Given task. Search the listing below for the word "Virtual" and copy each line that holds it.

Source data
═══

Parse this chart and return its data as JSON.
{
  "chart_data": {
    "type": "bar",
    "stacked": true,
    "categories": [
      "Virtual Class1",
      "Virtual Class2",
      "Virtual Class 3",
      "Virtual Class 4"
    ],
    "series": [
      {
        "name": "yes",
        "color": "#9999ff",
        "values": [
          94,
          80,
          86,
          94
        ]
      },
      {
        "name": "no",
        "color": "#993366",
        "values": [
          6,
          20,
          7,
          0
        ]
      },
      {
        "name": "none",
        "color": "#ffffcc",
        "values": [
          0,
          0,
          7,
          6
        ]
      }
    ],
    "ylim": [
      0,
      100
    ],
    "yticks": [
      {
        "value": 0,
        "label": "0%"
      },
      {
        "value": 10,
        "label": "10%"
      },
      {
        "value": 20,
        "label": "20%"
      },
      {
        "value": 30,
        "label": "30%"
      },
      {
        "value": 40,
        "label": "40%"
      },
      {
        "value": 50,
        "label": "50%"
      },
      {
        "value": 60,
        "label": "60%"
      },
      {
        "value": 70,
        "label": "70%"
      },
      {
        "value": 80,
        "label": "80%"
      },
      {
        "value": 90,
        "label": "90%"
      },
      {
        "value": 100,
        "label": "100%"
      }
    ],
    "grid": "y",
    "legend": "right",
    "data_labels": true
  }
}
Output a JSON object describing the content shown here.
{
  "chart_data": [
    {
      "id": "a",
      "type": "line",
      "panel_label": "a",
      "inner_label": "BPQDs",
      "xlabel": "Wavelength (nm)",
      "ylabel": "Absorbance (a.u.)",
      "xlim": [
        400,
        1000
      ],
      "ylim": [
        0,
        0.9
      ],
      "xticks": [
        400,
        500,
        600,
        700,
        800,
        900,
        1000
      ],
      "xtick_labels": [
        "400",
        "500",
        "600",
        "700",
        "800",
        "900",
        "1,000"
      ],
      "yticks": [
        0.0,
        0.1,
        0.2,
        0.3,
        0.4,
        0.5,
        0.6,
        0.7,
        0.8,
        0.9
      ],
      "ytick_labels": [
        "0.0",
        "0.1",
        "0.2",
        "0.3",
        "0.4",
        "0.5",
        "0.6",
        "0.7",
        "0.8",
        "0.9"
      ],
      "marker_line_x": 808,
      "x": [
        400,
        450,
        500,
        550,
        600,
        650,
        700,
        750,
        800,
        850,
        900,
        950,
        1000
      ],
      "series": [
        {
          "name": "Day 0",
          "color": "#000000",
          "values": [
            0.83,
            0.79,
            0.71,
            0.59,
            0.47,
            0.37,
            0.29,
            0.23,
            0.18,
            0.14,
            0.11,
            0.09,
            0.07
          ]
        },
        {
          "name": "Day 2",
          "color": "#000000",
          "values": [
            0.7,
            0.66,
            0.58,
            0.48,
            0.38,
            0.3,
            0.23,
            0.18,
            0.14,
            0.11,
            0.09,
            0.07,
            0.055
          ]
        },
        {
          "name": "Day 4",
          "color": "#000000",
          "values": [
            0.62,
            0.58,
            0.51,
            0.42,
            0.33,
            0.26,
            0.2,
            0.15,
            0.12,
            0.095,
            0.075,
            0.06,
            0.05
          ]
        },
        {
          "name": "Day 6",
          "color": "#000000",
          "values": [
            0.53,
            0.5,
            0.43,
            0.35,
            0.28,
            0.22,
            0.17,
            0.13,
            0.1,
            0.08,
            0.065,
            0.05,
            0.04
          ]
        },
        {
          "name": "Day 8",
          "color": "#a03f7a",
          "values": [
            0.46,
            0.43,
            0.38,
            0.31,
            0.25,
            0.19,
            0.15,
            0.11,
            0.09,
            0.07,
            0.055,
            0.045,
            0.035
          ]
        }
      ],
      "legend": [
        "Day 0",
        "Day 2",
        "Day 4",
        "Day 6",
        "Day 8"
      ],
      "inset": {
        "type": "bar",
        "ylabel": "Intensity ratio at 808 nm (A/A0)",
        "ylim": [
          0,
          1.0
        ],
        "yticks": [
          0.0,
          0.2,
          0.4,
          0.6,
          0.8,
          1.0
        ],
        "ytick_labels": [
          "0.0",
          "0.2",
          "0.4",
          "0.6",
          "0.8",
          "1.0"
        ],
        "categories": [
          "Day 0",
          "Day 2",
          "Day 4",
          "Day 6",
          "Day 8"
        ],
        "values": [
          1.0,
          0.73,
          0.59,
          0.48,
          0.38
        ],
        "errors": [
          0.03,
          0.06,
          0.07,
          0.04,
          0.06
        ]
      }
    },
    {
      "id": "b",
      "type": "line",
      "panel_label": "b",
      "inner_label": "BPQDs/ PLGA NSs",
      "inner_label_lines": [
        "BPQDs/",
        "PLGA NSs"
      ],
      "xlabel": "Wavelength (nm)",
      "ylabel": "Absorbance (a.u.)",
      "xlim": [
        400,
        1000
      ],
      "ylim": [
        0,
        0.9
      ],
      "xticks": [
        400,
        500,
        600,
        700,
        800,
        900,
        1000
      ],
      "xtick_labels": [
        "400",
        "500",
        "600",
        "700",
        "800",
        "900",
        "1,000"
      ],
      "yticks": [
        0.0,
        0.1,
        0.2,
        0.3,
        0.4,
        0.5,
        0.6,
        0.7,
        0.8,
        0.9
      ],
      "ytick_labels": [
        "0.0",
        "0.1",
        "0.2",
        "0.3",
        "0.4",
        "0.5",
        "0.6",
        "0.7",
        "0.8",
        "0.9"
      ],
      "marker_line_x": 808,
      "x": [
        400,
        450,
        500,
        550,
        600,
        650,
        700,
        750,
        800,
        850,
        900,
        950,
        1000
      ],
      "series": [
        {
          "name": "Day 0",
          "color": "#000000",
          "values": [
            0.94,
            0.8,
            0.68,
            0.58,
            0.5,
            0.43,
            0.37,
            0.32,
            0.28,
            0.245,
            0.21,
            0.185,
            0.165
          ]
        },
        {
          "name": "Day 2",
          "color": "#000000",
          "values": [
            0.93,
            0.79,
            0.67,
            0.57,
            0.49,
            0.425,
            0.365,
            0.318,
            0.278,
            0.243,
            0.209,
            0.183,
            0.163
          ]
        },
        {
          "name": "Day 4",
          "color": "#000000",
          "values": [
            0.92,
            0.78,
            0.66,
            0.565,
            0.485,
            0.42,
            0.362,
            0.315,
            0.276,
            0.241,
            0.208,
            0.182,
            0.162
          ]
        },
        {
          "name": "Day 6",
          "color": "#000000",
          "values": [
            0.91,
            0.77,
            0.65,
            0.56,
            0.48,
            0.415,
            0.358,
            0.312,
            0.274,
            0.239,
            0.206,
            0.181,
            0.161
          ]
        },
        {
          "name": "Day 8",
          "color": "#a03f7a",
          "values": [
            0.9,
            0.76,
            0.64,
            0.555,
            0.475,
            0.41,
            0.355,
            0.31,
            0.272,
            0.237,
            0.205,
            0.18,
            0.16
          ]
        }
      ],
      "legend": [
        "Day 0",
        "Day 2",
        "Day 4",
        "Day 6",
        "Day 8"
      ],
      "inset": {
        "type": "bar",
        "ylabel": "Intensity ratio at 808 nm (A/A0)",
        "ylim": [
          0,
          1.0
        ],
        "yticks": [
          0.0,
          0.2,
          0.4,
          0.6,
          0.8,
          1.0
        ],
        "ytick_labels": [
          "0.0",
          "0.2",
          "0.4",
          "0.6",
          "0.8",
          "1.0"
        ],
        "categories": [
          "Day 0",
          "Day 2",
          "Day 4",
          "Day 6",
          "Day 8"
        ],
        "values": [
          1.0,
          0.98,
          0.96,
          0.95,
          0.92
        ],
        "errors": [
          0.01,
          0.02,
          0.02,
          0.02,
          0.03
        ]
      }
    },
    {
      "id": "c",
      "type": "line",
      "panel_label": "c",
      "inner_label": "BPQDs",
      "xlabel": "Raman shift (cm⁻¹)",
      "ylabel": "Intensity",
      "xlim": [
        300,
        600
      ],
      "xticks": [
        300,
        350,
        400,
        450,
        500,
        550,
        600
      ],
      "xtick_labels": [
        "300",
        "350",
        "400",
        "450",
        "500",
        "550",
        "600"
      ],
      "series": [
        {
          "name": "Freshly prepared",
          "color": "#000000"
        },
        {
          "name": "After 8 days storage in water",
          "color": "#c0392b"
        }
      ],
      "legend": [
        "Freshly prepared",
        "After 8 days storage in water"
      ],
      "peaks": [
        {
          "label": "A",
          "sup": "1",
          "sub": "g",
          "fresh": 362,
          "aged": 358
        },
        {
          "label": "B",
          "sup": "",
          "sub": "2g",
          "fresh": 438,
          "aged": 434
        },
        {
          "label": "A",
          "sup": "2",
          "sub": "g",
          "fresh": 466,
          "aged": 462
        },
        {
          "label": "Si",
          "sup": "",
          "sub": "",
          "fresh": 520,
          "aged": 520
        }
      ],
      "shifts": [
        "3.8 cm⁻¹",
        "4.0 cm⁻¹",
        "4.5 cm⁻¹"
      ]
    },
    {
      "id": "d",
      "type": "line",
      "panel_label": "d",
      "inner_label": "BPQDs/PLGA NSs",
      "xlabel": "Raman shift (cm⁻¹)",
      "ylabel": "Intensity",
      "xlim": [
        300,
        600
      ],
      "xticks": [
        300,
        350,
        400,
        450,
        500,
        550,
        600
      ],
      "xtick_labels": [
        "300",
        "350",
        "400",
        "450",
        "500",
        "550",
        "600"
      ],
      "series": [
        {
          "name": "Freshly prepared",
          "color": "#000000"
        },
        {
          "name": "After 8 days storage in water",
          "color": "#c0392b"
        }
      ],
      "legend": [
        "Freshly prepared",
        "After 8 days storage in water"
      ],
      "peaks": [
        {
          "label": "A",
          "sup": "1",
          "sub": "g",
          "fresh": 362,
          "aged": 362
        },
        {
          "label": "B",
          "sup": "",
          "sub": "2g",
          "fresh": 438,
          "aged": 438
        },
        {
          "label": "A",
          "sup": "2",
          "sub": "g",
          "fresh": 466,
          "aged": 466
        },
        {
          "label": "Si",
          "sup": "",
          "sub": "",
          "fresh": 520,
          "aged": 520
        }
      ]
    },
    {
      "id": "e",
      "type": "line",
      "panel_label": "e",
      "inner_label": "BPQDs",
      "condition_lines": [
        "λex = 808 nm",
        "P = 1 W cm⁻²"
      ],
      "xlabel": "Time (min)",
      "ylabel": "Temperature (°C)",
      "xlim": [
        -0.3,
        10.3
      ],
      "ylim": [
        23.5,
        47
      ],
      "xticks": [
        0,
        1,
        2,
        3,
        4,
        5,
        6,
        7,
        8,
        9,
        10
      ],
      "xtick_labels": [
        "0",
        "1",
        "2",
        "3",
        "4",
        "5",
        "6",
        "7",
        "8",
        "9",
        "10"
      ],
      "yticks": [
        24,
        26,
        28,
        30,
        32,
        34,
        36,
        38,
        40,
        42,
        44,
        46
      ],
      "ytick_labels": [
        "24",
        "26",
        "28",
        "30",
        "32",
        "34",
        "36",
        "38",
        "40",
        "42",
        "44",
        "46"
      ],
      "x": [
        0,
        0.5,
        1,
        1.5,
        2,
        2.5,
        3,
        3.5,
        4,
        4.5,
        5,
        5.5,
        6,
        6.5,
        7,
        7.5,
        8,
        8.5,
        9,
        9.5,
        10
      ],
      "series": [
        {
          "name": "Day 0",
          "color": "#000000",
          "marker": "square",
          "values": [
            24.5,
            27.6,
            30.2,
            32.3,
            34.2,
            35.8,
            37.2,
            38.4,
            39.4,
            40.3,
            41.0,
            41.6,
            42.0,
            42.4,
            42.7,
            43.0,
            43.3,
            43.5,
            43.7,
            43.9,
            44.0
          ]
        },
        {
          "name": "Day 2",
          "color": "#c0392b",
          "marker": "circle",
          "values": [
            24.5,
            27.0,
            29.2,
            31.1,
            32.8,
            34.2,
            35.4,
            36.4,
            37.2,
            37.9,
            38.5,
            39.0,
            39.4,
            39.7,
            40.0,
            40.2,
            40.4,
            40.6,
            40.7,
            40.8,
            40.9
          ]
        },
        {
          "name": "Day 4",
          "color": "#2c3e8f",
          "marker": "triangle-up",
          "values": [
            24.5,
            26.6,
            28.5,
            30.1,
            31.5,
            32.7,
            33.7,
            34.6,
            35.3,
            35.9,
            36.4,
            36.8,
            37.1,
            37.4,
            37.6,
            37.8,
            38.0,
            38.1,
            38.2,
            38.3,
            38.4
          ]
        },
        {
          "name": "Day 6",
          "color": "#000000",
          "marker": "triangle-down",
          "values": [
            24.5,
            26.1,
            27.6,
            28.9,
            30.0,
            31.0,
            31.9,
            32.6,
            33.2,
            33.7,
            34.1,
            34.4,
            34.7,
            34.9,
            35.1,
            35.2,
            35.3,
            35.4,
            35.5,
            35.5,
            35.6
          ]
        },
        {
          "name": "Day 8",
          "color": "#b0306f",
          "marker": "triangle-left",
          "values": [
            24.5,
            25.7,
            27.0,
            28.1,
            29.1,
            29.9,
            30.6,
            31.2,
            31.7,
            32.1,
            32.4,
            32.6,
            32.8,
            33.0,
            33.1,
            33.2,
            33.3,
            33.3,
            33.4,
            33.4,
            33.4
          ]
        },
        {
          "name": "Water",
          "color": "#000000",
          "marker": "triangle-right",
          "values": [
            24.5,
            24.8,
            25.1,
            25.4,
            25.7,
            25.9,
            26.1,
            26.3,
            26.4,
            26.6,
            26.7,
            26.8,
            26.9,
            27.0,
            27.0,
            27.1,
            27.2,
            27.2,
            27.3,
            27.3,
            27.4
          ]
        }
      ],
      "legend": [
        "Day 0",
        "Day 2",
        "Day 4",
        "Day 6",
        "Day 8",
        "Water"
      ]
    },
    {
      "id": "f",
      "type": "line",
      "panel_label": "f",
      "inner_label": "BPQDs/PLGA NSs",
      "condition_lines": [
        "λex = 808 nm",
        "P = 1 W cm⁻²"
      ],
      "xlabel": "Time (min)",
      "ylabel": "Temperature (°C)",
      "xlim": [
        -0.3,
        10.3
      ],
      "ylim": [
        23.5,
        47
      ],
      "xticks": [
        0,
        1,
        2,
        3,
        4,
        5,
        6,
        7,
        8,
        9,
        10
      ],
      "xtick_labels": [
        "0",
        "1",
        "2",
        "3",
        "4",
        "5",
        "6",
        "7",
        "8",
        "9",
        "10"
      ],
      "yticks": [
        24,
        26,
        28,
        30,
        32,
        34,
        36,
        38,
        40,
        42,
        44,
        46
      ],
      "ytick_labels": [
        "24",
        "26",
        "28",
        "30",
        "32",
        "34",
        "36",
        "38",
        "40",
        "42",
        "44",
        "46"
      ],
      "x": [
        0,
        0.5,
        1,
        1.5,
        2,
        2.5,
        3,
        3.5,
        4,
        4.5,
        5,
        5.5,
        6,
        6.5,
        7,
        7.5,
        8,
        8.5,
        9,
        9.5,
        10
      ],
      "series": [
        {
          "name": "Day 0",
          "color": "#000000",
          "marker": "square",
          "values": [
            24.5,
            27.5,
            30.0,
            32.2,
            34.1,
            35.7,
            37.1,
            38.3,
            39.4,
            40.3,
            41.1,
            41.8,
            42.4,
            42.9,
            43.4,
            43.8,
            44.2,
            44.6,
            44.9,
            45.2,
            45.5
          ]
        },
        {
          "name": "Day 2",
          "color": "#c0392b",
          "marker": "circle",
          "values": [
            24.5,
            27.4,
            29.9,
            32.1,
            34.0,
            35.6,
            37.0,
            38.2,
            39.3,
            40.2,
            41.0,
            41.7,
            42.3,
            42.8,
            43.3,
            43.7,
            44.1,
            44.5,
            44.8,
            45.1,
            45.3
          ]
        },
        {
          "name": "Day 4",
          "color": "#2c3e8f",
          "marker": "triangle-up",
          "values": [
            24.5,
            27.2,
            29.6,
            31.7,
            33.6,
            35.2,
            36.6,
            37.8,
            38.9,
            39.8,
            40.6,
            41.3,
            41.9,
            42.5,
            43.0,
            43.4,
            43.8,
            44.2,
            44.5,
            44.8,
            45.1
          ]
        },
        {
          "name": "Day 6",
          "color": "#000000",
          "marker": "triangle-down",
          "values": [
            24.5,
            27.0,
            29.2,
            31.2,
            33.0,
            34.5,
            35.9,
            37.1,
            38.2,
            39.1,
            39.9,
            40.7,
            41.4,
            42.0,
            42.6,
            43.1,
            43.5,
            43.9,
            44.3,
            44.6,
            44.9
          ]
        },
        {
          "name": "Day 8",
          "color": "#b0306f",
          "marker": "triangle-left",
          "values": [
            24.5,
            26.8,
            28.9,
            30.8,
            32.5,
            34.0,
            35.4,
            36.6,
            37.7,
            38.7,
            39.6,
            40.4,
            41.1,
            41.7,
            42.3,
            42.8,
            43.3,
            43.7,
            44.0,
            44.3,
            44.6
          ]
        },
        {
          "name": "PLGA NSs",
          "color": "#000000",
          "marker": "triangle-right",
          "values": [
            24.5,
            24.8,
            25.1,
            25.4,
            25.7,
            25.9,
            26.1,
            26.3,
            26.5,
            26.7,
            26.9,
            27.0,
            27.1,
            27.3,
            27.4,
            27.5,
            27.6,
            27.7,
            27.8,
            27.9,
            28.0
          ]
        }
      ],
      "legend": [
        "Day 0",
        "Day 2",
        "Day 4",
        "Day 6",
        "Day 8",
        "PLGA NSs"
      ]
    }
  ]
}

═══

Answer to this problem.
      "Virtual Class1",
      "Virtual Class2",
      "Virtual Class 3",
      "Virtual Class 4"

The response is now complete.